Data listing Start Marker

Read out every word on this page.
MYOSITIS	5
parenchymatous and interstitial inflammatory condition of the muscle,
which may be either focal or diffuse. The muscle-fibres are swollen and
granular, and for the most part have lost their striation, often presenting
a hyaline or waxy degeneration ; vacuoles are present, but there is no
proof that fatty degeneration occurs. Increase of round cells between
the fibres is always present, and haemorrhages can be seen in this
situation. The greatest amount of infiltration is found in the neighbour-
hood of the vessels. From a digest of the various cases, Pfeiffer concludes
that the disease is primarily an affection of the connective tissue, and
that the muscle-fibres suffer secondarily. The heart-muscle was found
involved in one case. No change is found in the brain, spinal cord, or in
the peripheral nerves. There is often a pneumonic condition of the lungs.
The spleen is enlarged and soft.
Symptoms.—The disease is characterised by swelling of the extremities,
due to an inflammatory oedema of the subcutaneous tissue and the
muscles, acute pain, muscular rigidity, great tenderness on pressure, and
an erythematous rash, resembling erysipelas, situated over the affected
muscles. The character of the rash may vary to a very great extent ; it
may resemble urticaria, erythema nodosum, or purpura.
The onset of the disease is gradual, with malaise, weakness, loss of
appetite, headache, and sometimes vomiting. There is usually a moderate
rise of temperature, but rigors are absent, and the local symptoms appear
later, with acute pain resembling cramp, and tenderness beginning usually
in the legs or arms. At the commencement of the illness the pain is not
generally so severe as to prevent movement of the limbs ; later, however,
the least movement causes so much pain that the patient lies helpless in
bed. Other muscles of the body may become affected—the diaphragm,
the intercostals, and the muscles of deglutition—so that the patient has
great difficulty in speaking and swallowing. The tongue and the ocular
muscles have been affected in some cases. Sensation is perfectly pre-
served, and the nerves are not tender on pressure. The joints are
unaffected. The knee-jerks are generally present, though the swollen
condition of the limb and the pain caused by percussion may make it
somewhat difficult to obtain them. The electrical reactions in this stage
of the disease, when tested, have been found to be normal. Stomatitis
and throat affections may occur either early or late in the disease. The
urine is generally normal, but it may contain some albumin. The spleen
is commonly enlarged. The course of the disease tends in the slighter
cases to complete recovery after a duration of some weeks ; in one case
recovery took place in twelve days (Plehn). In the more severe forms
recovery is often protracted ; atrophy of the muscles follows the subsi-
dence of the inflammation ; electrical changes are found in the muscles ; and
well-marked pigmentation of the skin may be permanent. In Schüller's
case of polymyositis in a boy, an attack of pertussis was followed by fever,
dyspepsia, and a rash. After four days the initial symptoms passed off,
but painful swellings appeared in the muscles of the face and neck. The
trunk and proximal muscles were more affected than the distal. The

Data listing End Marker

■ **Problem requirements**
Every entry should be transcribed exactly, with nothing omitted.

■ **Response to this task**
Read out every word on this page.
MYOSITIS	5
parenchymatous and interstitial inflammatory condition of the muscle,
which may be either focal or diffuse. The muscle-fibres are swollen and
granular, and for the most part have lost their striation, often presenting
a hyaline or waxy degeneration ; vacuoles are present, but there is no
proof that fatty degeneration occurs. Increase of round cells between
the fibres is always present, and haemorrhages can be seen in this
situation. The greatest amount of infiltration is found in the neighbour-
hood of the vessels. From a digest of the various cases, Pfeiffer concludes
that the disease is primarily an affection of the connective tissue, and
that the muscle-fibres suffer secondarily. The heart-muscle was found
involved in one case. No change is found in the brain, spinal cord, or in
the peripheral nerves. There is often a pneumonic condition of the lungs.
The spleen is enlarged and soft.
Symptoms.—The disease is characterised by swelling of the extremities,
due to an inflammatory oedema of the subcutaneous tissue and the
muscles, acute pain, muscular rigidity, great tenderness on pressure, and
an erythematous rash, resembling erysipelas, situated over the affected
muscles. The character of the rash may vary to a very great extent ; it
may resemble urticaria, erythema nodosum, or purpura.
The onset of the disease is gradual, with malaise, weakness, loss of
appetite, headache, and sometimes vomiting. There is usually a moderate
rise of temperature, but rigors are absent, and the local symptoms appear
later, with acute pain resembling cramp, and tenderness beginning usually
in the legs or arms. At the commencement of the illness the pain is not
generally so severe as to prevent movement of the limbs ; later, however,
the least movement causes so much pain that the patient lies helpless in
bed. Other muscles of the body may become affected—the diaphragm,
the intercostals, and the muscles of deglutition—so that the patient has
great difficulty in speaking and swallowing. The tongue and the ocular
muscles have been affected in some cases. Sensation is perfectly pre-
served, and the nerves are not tender on pressure. The joints are
unaffected. The knee-jerks are generally present, though the swollen
condition of the limb and the pain caused by percussion may make it
somewhat difficult to obtain them. The electrical reactions in this stage
of the disease, when tested, have been found to be normal. Stomatitis
and throat affections may occur either early or late in the disease. The
urine is generally normal, but it may contain some albumin. The spleen
is commonly enlarged. The course of the disease tends in the slighter
cases to complete recovery after a duration of some weeks ; in one case
recovery took place in twelve days (Plehn). In the more severe forms
recovery is often protracted ; atrophy of the muscles follows the subsi-
dence of the inflammation ; electrical changes are found in the muscles ; and
well-marked pigmentation of the skin may be permanent. In Schüller's
case of polymyositis in a boy, an attack of pertussis was followed by fever,
dyspepsia, and a rash. After four days the initial symptoms passed off,
but painful swellings appeared in the muscles of the face and neck. The
trunk and proximal muscles were more affected than the distal. The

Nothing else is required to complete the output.